» Exercise brief
Gather all lines with the word "shown" in them.
* Begin *
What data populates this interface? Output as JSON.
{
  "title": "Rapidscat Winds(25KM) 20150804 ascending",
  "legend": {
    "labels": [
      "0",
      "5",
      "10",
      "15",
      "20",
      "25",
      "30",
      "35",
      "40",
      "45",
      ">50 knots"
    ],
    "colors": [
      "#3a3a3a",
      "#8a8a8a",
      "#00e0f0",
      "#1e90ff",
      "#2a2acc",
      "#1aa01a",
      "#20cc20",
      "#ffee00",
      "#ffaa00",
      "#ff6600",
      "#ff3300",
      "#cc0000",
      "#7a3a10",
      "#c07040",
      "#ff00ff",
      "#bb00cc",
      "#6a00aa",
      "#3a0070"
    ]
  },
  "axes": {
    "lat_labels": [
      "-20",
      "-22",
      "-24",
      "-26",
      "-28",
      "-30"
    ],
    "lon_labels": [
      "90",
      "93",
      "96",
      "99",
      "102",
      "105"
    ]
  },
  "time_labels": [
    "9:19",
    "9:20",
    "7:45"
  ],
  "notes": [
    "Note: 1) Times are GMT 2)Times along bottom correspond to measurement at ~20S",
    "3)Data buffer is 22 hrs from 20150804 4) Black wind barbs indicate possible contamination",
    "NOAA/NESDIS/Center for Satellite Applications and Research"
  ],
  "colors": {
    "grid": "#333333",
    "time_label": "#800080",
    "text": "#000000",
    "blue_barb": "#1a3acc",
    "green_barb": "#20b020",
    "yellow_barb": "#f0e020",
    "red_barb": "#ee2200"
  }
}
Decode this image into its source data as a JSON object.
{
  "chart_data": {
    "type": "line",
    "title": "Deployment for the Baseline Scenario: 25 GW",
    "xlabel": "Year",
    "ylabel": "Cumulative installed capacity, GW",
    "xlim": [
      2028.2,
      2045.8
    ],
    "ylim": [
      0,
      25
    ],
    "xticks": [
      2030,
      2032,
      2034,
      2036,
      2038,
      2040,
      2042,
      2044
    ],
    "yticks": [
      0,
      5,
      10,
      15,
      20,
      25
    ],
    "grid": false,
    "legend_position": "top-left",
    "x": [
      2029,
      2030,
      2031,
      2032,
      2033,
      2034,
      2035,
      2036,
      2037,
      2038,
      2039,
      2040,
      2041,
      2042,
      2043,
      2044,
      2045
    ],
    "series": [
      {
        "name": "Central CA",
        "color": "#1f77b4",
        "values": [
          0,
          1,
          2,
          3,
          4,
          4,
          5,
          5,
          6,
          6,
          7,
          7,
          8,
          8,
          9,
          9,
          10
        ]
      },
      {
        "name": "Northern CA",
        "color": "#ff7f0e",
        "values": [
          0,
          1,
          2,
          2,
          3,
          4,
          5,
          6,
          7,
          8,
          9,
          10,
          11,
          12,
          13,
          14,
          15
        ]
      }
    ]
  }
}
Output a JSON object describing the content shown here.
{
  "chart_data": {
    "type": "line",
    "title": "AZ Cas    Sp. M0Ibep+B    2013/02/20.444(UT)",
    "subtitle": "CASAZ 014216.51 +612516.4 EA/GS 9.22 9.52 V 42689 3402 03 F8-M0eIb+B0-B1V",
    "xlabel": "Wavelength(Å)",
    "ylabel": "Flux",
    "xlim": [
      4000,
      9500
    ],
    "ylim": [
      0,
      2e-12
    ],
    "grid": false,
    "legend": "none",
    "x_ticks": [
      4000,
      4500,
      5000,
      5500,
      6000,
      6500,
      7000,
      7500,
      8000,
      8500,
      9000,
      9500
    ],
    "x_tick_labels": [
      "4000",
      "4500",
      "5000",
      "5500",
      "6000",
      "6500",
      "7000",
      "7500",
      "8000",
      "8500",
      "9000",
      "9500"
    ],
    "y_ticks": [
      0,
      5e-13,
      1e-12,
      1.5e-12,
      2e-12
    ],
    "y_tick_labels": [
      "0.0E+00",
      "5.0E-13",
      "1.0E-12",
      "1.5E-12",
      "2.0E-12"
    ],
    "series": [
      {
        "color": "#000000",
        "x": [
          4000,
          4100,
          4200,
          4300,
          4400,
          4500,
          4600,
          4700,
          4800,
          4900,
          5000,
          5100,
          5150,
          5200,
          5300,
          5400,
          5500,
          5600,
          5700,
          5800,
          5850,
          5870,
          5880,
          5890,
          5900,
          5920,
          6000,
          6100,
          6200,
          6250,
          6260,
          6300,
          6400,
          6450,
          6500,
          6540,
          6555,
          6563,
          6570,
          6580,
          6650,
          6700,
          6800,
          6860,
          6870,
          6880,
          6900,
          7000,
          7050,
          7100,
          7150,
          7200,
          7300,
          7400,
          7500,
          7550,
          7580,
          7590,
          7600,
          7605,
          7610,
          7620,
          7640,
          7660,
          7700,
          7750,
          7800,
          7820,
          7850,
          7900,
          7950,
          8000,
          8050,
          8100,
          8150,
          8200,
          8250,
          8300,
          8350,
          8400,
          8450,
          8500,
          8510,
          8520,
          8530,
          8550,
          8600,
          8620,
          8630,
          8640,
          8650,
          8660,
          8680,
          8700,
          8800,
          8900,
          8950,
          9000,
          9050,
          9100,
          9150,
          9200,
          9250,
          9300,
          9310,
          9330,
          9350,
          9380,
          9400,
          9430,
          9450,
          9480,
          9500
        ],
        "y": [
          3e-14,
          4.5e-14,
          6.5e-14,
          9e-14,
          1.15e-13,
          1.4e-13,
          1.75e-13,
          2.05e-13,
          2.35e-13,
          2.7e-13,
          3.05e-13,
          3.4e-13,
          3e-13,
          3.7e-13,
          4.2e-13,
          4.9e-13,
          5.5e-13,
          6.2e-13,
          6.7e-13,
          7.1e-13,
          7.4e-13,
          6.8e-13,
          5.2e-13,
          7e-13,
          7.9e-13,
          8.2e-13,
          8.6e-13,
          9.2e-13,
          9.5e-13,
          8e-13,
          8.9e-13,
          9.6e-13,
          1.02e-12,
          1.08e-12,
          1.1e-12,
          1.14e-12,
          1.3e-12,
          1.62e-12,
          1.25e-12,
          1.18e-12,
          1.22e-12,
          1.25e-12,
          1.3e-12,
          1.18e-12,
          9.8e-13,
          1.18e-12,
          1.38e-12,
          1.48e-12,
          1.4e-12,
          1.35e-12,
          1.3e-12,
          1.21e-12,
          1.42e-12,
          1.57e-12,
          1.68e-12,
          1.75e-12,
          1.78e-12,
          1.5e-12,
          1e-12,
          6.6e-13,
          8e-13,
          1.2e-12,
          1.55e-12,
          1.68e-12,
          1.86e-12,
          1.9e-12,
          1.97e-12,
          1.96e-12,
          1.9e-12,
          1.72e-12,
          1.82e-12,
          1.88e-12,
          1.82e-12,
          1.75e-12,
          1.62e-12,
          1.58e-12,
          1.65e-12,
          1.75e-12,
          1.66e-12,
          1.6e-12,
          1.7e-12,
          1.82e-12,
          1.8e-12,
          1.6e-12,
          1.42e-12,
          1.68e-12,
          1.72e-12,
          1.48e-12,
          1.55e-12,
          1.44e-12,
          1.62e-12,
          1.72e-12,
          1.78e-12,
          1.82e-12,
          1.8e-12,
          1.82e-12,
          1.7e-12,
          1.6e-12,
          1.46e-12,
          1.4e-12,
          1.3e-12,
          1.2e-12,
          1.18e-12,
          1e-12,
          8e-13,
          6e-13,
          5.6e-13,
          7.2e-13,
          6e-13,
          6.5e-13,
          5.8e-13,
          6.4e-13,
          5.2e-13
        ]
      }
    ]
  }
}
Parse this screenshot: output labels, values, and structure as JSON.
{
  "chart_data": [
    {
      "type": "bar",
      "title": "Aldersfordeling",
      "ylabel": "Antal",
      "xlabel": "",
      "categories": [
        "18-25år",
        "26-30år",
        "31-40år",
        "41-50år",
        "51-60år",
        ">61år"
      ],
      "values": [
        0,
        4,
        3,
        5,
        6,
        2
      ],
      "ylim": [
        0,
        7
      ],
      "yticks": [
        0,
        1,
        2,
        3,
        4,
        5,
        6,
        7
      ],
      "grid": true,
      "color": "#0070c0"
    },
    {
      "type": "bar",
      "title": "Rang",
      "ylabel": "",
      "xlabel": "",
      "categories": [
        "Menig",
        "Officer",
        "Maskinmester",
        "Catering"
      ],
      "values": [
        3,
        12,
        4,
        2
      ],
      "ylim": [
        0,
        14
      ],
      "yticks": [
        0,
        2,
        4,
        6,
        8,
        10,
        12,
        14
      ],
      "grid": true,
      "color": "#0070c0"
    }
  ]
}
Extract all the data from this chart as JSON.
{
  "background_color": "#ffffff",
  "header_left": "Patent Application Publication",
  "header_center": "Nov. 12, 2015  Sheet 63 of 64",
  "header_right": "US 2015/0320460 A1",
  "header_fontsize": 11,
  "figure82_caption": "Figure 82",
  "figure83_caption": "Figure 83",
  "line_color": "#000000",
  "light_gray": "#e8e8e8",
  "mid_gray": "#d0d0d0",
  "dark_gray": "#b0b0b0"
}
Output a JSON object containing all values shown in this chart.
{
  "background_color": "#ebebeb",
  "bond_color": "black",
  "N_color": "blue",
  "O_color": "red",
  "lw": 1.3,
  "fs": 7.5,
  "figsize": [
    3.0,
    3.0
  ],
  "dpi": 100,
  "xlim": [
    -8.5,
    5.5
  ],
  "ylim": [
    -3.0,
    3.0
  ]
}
* End *
» Task answer
Output a JSON object describing the content shown here.
Output a JSON object containing all values shown in this chart.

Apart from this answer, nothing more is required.